Provided material →
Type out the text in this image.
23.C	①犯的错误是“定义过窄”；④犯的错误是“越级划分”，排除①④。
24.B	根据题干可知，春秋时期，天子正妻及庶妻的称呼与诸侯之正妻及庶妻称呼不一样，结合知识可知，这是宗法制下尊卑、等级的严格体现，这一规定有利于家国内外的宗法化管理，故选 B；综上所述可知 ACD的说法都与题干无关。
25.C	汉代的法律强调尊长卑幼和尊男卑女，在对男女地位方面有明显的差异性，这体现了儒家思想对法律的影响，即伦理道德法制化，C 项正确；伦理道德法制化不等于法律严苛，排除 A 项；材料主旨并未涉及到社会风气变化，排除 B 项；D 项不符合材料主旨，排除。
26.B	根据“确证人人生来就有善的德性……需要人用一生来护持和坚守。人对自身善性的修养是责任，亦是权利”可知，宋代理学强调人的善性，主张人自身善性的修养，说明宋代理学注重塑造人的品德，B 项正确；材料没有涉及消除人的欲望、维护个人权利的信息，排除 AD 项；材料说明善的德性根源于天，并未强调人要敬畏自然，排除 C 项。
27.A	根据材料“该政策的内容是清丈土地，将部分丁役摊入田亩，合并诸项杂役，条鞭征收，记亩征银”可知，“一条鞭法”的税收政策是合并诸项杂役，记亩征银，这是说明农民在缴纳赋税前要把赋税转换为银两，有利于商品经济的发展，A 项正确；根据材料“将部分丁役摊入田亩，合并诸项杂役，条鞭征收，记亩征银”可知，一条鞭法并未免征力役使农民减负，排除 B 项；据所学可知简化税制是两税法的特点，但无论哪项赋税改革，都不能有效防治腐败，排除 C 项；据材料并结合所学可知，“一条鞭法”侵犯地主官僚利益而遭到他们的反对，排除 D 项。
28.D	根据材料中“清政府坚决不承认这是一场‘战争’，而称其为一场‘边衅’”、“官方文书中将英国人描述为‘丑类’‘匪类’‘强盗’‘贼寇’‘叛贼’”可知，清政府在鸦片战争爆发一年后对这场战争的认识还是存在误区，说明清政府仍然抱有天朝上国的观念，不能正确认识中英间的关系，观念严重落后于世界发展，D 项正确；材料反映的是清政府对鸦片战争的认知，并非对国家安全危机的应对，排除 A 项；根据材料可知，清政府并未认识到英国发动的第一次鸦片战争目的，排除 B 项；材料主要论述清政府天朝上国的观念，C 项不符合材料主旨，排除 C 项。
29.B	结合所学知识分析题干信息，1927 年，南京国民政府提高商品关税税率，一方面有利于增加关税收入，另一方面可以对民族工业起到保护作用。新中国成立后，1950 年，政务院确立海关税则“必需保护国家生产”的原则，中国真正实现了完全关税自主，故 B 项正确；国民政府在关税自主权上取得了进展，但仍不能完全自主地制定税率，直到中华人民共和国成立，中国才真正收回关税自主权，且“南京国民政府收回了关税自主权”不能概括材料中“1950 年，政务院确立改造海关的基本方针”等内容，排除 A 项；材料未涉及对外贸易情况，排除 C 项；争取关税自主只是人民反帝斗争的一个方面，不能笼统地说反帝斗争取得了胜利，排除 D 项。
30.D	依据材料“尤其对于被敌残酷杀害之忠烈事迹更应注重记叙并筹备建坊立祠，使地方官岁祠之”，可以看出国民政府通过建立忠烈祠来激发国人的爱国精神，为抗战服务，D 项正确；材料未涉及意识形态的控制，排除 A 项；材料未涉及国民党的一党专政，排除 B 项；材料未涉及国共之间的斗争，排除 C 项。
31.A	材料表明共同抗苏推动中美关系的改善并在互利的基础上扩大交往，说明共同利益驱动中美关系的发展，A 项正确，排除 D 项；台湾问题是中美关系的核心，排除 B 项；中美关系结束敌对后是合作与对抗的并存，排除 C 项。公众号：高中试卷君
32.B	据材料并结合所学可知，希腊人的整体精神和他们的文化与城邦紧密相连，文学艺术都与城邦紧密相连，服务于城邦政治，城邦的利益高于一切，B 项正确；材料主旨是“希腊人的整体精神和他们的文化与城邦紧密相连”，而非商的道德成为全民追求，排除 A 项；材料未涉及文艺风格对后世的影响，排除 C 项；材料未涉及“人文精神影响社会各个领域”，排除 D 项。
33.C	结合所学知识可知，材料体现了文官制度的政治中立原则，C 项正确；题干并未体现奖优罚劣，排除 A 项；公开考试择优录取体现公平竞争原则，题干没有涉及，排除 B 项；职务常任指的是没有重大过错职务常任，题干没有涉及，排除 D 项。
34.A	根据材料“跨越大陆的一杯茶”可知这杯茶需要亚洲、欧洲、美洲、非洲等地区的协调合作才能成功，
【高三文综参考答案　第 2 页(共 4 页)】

Task goal →
Copy out all of the records shown above exactly.

Output of the task →
Type out the text in this image.
23.C	①犯的错误是“定义过窄”；④犯的错误是“越级划分”，排除①④。
24.B	根据题干可知，春秋时期，天子正妻及庶妻的称呼与诸侯之正妻及庶妻称呼不一样，结合知识可知，这是宗法制下尊卑、等级的严格体现，这一规定有利于家国内外的宗法化管理，故选 B；综上所述可知 ACD的说法都与题干无关。
25.C	汉代的法律强调尊长卑幼和尊男卑女，在对男女地位方面有明显的差异性，这体现了儒家思想对法律的影响，即伦理道德法制化，C 项正确；伦理道德法制化不等于法律严苛，排除 A 项；材料主旨并未涉及到社会风气变化，排除 B 项；D 项不符合材料主旨，排除。
26.B	根据“确证人人生来就有善的德性……需要人用一生来护持和坚守。人对自身善性的修养是责任，亦是权利”可知，宋代理学强调人的善性，主张人自身善性的修养，说明宋代理学注重塑造人的品德，B 项正确；材料没有涉及消除人的欲望、维护个人权利的信息，排除 AD 项；材料说明善的德性根源于天，并未强调人要敬畏自然，排除 C 项。
27.A	根据材料“该政策的内容是清丈土地，将部分丁役摊入田亩，合并诸项杂役，条鞭征收，记亩征银”可知，“一条鞭法”的税收政策是合并诸项杂役，记亩征银，这是说明农民在缴纳赋税前要把赋税转换为银两，有利于商品经济的发展，A 项正确；根据材料“将部分丁役摊入田亩，合并诸项杂役，条鞭征收，记亩征银”可知，一条鞭法并未免征力役使农民减负，排除 B 项；据所学可知简化税制是两税法的特点，但无论哪项赋税改革，都不能有效防治腐败，排除 C 项；据材料并结合所学可知，“一条鞭法”侵犯地主官僚利益而遭到他们的反对，排除 D 项。
28.D	根据材料中“清政府坚决不承认这是一场‘战争’，而称其为一场‘边衅’”、“官方文书中将英国人描述为‘丑类’‘匪类’‘强盗’‘贼寇’‘叛贼’”可知，清政府在鸦片战争爆发一年后对这场战争的认识还是存在误区，说明清政府仍然抱有天朝上国的观念，不能正确认识中英间的关系，观念严重落后于世界发展，D 项正确；材料反映的是清政府对鸦片战争的认知，并非对国家安全危机的应对，排除 A 项；根据材料可知，清政府并未认识到英国发动的第一次鸦片战争目的，排除 B 项；材料主要论述清政府天朝上国的观念，C 项不符合材料主旨，排除 C 项。
29.B	结合所学知识分析题干信息，1927 年，南京国民政府提高商品关税税率，一方面有利于增加关税收入，另一方面可以对民族工业起到保护作用。新中国成立后，1950 年，政务院确立海关税则“必需保护国家生产”的原则，中国真正实现了完全关税自主，故 B 项正确；国民政府在关税自主权上取得了进展，但仍不能完全自主地制定税率，直到中华人民共和国成立，中国才真正收回关税自主权，且“南京国民政府收回了关税自主权”不能概括材料中“1950 年，政务院确立改造海关的基本方针”等内容，排除 A 项；材料未涉及对外贸易情况，排除 C 项；争取关税自主只是人民反帝斗争的一个方面，不能笼统地说反帝斗争取得了胜利，排除 D 项。
30.D	依据材料“尤其对于被敌残酷杀害之忠烈事迹更应注重记叙并筹备建坊立祠，使地方官岁祠之”，可以看出国民政府通过建立忠烈祠来激发国人的爱国精神，为抗战服务，D 项正确；材料未涉及意识形态的控制，排除 A 项；材料未涉及国民党的一党专政，排除 B 项；材料未涉及国共之间的斗争，排除 C 项。
31.A	材料表明共同抗苏推动中美关系的改善并在互利的基础上扩大交往，说明共同利益驱动中美关系的发展，A 项正确，排除 D 项；台湾问题是中美关系的核心，排除 B 项；中美关系结束敌对后是合作与对抗的并存，排除 C 项。公众号：高中试卷君
32.B	据材料并结合所学可知，希腊人的整体精神和他们的文化与城邦紧密相连，文学艺术都与城邦紧密相连，服务于城邦政治，城邦的利益高于一切，B 项正确；材料主旨是“希腊人的整体精神和他们的文化与城邦紧密相连”，而非商的道德成为全民追求，排除 A 项；材料未涉及文艺风格对后世的影响，排除 C 项；材料未涉及“人文精神影响社会各个领域”，排除 D 项。
33.C	结合所学知识可知，材料体现了文官制度的政治中立原则，C 项正确；题干并未体现奖优罚劣，排除 A 项；公开考试择优录取体现公平竞争原则，题干没有涉及，排除 B 项；职务常任指的是没有重大过错职务常任，题干没有涉及，排除 D 项。
34.A	根据材料“跨越大陆的一杯茶”可知这杯茶需要亚洲、欧洲、美洲、非洲等地区的协调合作才能成功，
【高三文综参考答案　第 2 页(共 4 页)】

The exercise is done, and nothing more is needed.